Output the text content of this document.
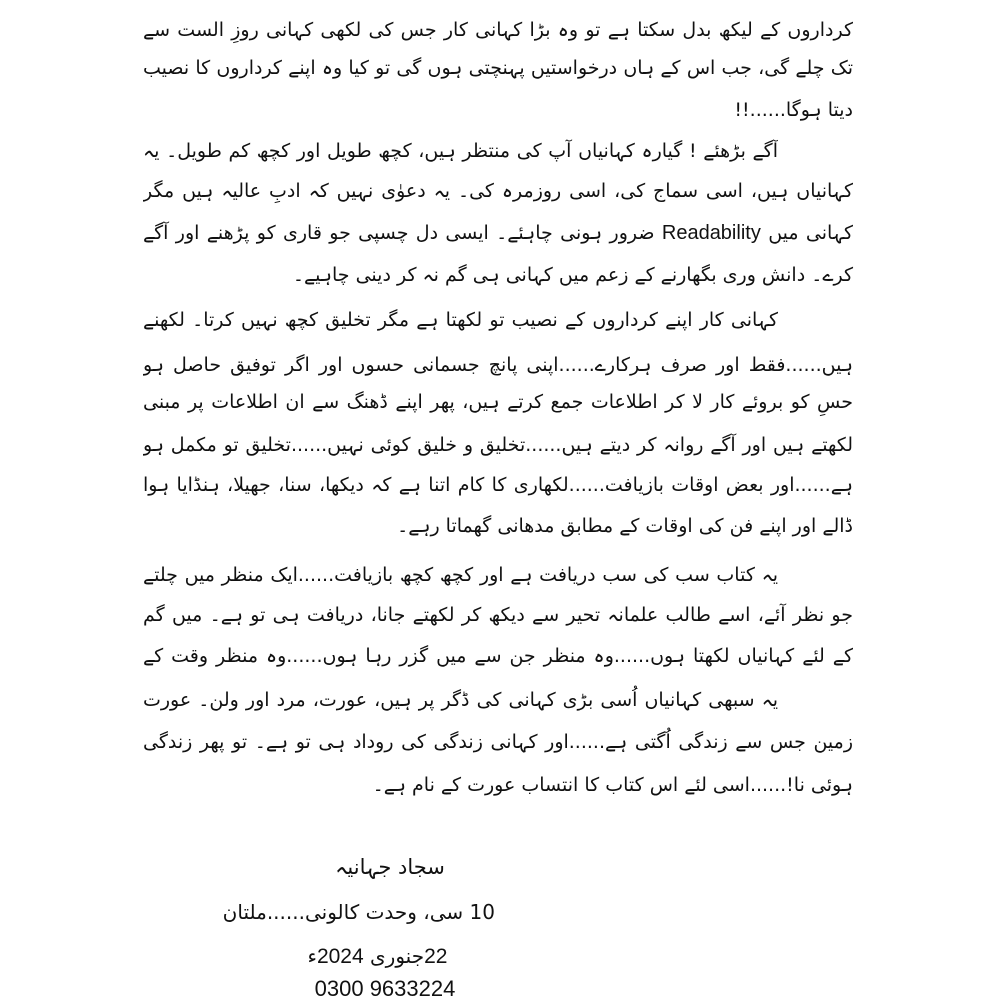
کرداروں کے لیکھ بدل سکتا ہے تو وہ بڑا کہانی کار جس کی لکھی کہانی روزِ الست سے
تک چلے گی، جب اس کے ہاں درخواستیں پہنچتی ہوں گی تو کیا وہ اپنے کرداروں کا نصیب
دیتا ہوگا......!!
آگے بڑھئے ! گیارہ کہانیاں آپ کی منتظر ہیں، کچھ طویل اور کچھ کم طویل۔ یہ
کہانیاں ہیں، اسی سماج کی، اسی روزمرہ کی۔ یہ دعوٰی نہیں کہ ادبِ عالیہ ہیں مگر
کہانی میں Readability ضرور ہونی چاہئے۔ ایسی دل چسپی جو قاری کو پڑھنے اور آگے
کرے۔ دانش وری بگھارنے کے زعم میں کہانی ہی گم نہ کر دینی چاہیے۔
کہانی کار اپنے کرداروں کے نصیب تو لکھتا ہے مگر تخلیق کچھ نہیں کرتا۔ لکھنے
ہیں......فقط اور صرف ہرکارے......اپنی پانچ جسمانی حسوں اور اگر توفیق حاصل ہو
حسِ کو بروئے کار لا کر اطلاعات جمع کرتے ہیں، پھر اپنے ڈھنگ سے ان اطلاعات پر مبنی
لکھتے ہیں اور آگے روانہ کر دیتے ہیں......تخلیق و خلیق کوئی نہیں......تخلیق تو مکمل ہو
ہے......اور بعض اوقات بازیافت......لکھاری کا کام اتنا ہے کہ دیکھا، سنا، جھیلا، ہنڈایا ہوا
ڈالے اور اپنے فن کی اوقات کے مطابق مدھانی گھماتا رہے۔
یہ کتاب سب کی سب دریافت ہے اور کچھ کچھ بازیافت......ایک منظر میں چلتے
جو نظر آئے، اسے طالب علمانہ تحیر سے دیکھ کر لکھتے جانا، دریافت ہی تو ہے۔ میں گم
کے لئے کہانیاں لکھتا ہوں......وہ منظر جن سے میں گزر رہا ہوں......وہ منظر وقت کے
یہ سبھی کہانیاں اُسی بڑی کہانی کی ڈگر پر ہیں، عورت، مرد اور ولن۔ عورت
زمین جس سے زندگی اُگتی ہے......اور کہانی زندگی کی روداد ہی تو ہے۔ تو پھر زندگی
ہوئی نا!......اسی لئے اس کتاب کا انتساب عورت کے نام ہے۔
سجاد جہانیہ
10 سی، وحدت کالونی......ملتان
22جنوری 2024ء
0300 9633224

REQUIREMENTS ::
Check each line above for the word "اپنے" and copy the ones that have it.

COMPLETE OUTPUT ::
تک چلے گی، جب اس کے ہاں درخواستیں پہنچتی ہوں گی تو کیا وہ اپنے کرداروں کا نصیب
کہانی کار اپنے کرداروں کے نصیب تو لکھتا ہے مگر تخلیق کچھ نہیں کرتا۔ لکھنے
حسِ کو بروئے کار لا کر اطلاعات جمع کرتے ہیں، پھر اپنے ڈھنگ سے ان اطلاعات پر مبنی
ڈالے اور اپنے فن کی اوقات کے مطابق مدھانی گھماتا رہے۔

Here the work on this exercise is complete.